## What is required
Pick out every line of the entries below where "name" occurs, and copy those lines.

Dataset entries on figures

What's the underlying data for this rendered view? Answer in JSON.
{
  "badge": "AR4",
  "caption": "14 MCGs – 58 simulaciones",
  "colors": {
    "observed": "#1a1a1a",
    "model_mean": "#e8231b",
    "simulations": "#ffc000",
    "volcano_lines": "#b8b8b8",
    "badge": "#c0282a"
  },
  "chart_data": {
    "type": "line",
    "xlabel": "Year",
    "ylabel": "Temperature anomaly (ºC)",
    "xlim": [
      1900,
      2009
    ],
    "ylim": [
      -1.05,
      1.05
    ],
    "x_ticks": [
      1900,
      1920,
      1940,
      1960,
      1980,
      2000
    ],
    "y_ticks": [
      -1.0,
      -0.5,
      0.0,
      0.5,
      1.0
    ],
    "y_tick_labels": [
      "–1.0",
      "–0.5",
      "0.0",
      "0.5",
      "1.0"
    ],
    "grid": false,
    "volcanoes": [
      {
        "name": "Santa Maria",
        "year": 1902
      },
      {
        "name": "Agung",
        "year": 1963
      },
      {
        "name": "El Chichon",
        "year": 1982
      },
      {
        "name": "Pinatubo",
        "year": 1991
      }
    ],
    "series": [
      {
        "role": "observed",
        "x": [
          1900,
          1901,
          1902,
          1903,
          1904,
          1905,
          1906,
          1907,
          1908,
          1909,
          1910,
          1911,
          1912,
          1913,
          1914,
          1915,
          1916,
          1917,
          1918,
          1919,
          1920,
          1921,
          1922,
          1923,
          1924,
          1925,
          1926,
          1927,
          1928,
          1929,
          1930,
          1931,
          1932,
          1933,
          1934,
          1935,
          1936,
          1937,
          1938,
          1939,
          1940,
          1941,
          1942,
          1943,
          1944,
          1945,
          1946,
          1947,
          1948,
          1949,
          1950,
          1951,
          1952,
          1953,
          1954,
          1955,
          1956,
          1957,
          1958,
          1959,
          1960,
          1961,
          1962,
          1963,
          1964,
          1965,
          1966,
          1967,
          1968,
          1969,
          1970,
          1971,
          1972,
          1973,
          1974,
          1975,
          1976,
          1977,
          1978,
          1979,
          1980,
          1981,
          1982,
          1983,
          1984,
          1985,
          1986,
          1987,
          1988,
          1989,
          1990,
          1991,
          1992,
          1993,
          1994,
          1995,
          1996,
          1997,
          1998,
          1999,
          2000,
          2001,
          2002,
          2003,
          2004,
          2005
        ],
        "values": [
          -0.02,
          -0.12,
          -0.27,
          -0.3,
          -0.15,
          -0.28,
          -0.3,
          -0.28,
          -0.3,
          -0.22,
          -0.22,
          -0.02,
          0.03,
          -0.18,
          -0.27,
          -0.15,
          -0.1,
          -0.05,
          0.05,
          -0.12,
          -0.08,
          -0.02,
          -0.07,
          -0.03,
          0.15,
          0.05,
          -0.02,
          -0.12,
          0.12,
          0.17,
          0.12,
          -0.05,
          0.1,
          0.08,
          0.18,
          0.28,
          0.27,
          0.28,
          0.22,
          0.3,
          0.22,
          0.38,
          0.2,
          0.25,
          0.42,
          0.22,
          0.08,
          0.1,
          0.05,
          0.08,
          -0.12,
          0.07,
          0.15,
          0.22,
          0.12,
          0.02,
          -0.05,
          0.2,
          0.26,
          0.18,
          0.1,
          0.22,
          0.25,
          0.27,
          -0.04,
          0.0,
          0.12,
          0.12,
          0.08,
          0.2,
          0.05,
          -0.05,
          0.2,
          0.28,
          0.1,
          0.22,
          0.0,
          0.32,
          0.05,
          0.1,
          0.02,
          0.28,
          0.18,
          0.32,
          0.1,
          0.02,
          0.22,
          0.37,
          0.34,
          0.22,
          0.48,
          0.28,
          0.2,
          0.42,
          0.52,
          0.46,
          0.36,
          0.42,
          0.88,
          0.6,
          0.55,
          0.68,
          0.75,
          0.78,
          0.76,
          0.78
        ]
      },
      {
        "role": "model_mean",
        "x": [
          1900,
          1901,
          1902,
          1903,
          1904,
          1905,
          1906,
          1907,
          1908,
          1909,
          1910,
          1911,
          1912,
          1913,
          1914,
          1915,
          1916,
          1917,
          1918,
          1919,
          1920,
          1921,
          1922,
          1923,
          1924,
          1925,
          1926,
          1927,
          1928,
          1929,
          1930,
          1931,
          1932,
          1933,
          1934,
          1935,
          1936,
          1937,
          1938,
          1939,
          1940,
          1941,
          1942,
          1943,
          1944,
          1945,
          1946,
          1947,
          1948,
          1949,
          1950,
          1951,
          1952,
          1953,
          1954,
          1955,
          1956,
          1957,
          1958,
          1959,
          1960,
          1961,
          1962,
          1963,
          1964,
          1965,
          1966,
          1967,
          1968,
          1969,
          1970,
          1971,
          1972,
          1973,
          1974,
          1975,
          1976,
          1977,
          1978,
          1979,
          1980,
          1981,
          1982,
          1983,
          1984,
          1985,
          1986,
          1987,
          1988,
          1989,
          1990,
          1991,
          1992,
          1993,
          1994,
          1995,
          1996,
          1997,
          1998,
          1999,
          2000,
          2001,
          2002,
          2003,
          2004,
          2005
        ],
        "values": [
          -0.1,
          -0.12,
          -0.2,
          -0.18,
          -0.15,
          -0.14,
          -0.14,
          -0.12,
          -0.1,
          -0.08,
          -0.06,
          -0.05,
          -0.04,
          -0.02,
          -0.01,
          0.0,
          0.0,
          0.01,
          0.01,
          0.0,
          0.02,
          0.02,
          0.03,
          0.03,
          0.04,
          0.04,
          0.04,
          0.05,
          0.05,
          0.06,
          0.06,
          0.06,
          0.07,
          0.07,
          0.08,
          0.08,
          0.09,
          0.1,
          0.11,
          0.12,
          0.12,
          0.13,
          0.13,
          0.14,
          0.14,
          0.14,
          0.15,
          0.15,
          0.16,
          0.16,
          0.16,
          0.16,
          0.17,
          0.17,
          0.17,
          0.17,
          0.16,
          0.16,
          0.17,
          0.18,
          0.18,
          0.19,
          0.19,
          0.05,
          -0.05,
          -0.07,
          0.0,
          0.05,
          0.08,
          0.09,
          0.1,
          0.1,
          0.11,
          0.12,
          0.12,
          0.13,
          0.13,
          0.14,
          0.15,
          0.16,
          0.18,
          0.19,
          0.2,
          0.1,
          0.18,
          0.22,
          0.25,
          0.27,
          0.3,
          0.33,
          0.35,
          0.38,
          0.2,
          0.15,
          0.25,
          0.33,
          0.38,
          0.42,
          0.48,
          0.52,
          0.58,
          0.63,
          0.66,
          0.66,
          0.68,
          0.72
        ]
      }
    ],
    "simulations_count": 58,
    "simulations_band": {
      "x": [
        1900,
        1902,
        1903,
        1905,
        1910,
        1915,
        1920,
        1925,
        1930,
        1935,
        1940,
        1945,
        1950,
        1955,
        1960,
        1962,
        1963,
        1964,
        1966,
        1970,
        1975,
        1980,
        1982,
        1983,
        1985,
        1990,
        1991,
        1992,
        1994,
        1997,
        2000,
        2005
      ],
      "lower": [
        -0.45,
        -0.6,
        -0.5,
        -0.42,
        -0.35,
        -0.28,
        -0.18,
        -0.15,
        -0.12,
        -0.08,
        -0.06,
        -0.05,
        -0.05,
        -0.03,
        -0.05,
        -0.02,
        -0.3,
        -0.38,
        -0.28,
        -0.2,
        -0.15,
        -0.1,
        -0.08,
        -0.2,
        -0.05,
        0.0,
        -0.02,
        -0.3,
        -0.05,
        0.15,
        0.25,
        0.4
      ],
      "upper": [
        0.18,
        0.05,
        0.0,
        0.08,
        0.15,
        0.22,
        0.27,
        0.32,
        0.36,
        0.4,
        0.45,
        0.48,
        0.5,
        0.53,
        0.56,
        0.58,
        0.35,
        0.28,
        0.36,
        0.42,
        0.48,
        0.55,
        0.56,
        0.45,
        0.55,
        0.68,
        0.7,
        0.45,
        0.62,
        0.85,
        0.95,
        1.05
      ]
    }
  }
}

## Answer to the task
        "name": "Santa Maria",
        "name": "Agung",
        "name": "El Chichon",
        "name": "Pinatubo",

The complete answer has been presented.